Directions: In the data, extract each line that holds the string "probability".

** Start Data provided **

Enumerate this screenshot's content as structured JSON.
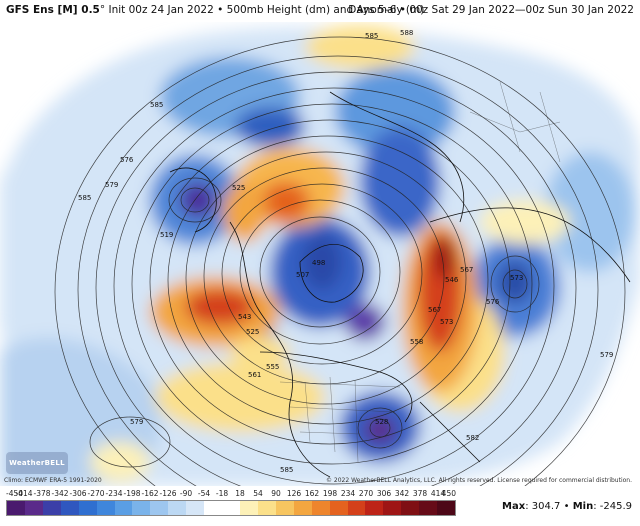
{
  "header": {
    "model": "GFS Ens [M] 0.5",
    "degree": "°",
    "init": "Init 00z 24 Jan 2022",
    "field": "500mb Height (dm) and Anomaly (m)",
    "separator": "•",
    "valid": "Days 5–6 • 00z Sat 29 Jan 2022—00z Sun 30 Jan 2022"
  },
  "map": {
    "contour_labels": [
      "585",
      "588",
      "585",
      "576",
      "579",
      "585",
      "525",
      "519",
      "543",
      "555",
      "561",
      "498",
      "507",
      "525",
      "558",
      "567",
      "573",
      "567",
      "573",
      "576",
      "528",
      "579",
      "582",
      "585",
      "579",
      "546"
    ],
    "logo_text": "WeatherBELL",
    "climo_credit": "Climo: ECMWF ERA-5 1991-2020",
    "copyright": "© 2022 WeatherBELL Analytics, LLC. All rights reserved. License required for commercial distribution."
  },
  "colorbar": {
    "ticks": [
      "-450",
      "-414",
      "-378",
      "-342",
      "-306",
      "-270",
      "-234",
      "-198",
      "-162",
      "-126",
      "-90",
      "-54",
      "-18",
      "18",
      "54",
      "90",
      "126",
      "162",
      "198",
      "234",
      "270",
      "306",
      "342",
      "378",
      "414",
      "450"
    ],
    "colors": [
      "#4a1a6e",
      "#5a2a8a",
      "#3b3fa8",
      "#2f57bf",
      "#2f6fd0",
      "#3f86dc",
      "#5a9ee4",
      "#7ab3ea",
      "#9dc6ef",
      "#bcd8f3",
      "#d6e6f7",
      "#ffffff",
      "#ffffff",
      "#fdf1b8",
      "#fbe08a",
      "#f7c560",
      "#f3a640",
      "#ee852c",
      "#e4621f",
      "#d4401a",
      "#bd2317",
      "#9e1515",
      "#7f0f14",
      "#660b18",
      "#4d0717"
    ]
  },
  "stats": {
    "max_label": "Max",
    "max_value": "304.7",
    "bullet": "•",
    "min_label": "Min",
    "min_value": "-245.9"
  }
}
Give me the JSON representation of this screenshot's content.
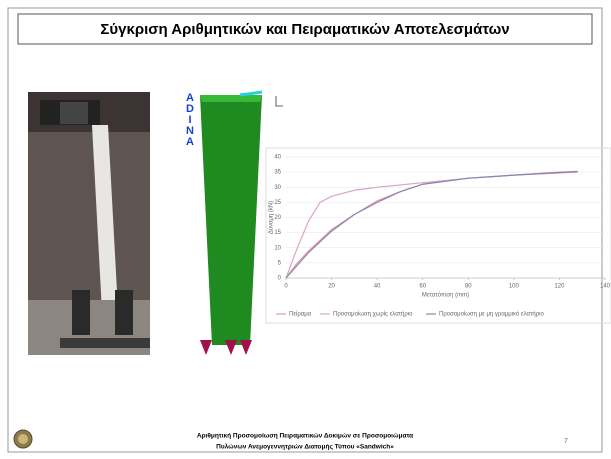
{
  "slide": {
    "title": "Σύγκριση Αριθμητικών και Πειραματικών Αποτελεσμάτων",
    "model_label": "ADINA",
    "footer": [
      "Αριθμητική Προσομοίωση Πειραματικών Δοκιμών σε Προσομοιώματα",
      "Πυλώνων Ανεμογεννητριών Διατομής Τύπου «Sandwich»"
    ],
    "page_number": "7"
  },
  "chart_data": {
    "type": "line",
    "x_label": "Μετατόπιση (mm)",
    "y_label": "Δύναμη (kN)",
    "xlim": [
      0,
      140
    ],
    "xticks": [
      0,
      20,
      40,
      60,
      80,
      100,
      120,
      140
    ],
    "ylim": [
      0,
      40
    ],
    "yticks": [
      0,
      5,
      10,
      15,
      20,
      25,
      30,
      35,
      40
    ],
    "grid": true,
    "legend": "bottom",
    "series": [
      {
        "name": "Πείραμα",
        "color": "#e39a9a",
        "x": [
          0,
          5,
          10,
          20,
          30,
          40,
          50,
          60,
          80,
          100,
          120,
          128
        ],
        "values": [
          0,
          5,
          9,
          16,
          21,
          25.5,
          28.5,
          31,
          33,
          34,
          35,
          35.2
        ]
      },
      {
        "name": "Προσομοίωση χωρίς ελατήριο",
        "color": "#d9a6cc",
        "x": [
          0,
          5,
          10,
          15,
          20,
          30,
          40,
          60,
          80,
          100,
          128
        ],
        "values": [
          0,
          10,
          19,
          25,
          27,
          29,
          30,
          31.5,
          33,
          34,
          35
        ]
      },
      {
        "name": "Προσομοίωση με μη γραμμικό ελατήριο",
        "color": "#8a84b4",
        "x": [
          0,
          10,
          20,
          30,
          40,
          50,
          60,
          80,
          100,
          128
        ],
        "values": [
          0,
          8.5,
          15.5,
          21,
          25,
          28.5,
          31,
          33,
          34,
          35.2
        ]
      }
    ]
  }
}
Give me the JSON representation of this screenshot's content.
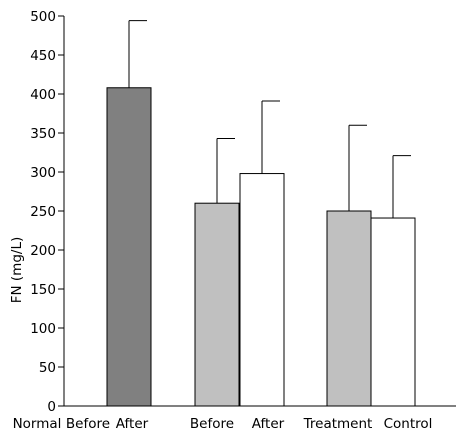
{
  "chart_data": {
    "type": "bar",
    "title": "",
    "xlabel": "",
    "ylabel": "FN (mg/L)",
    "ylim": [
      0,
      500
    ],
    "yticks": [
      0,
      50,
      100,
      150,
      200,
      250,
      300,
      350,
      400,
      450,
      500
    ],
    "grid": false,
    "legend": "none",
    "bars": [
      {
        "value": 408,
        "error": 86,
        "fill": "#808080"
      },
      {
        "value": 260,
        "error": 83,
        "fill": "#c0c0c0"
      },
      {
        "value": 298,
        "error": 93,
        "fill": "#ffffff"
      },
      {
        "value": 250,
        "error": 110,
        "fill": "#c0c0c0"
      },
      {
        "value": 241,
        "error": 80,
        "fill": "#ffffff"
      }
    ],
    "x_labels": [
      "Normal",
      "Before",
      "After",
      "Before",
      "After",
      "Treatment",
      "Control"
    ]
  }
}
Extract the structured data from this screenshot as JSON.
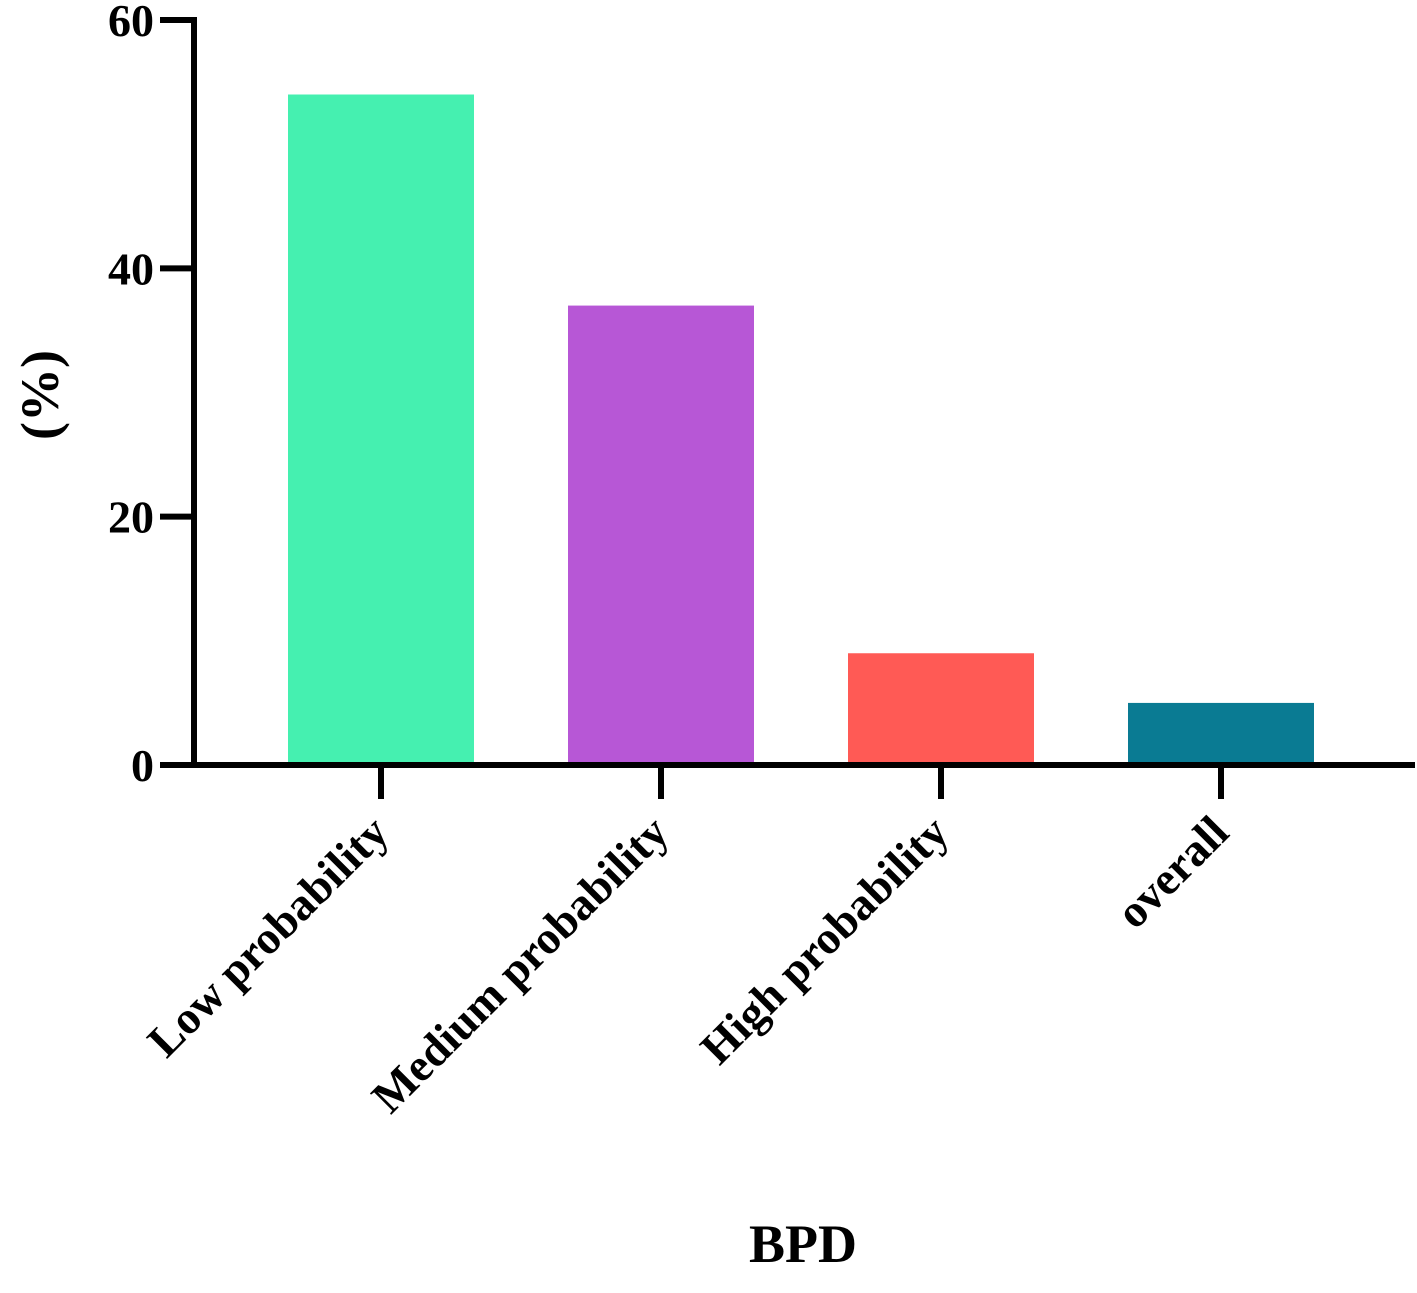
{
  "chart_data": {
    "type": "bar",
    "title": "",
    "xlabel": "BPD",
    "ylabel": "(%)",
    "ylim": [
      0,
      60
    ],
    "yticks": [
      0,
      20,
      40,
      60
    ],
    "grid": false,
    "legend": "none",
    "categories": [
      "Low probability",
      "Medium probability",
      "High probability",
      "overall"
    ],
    "values": [
      54,
      37,
      9,
      5
    ],
    "colors": [
      "#45f0b0",
      "#b757d6",
      "#ff5a55",
      "#0a7b93"
    ]
  }
}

** End Data provided **

Solution for this problem:
      "Low probability",
      "Medium probability",
      "High probability",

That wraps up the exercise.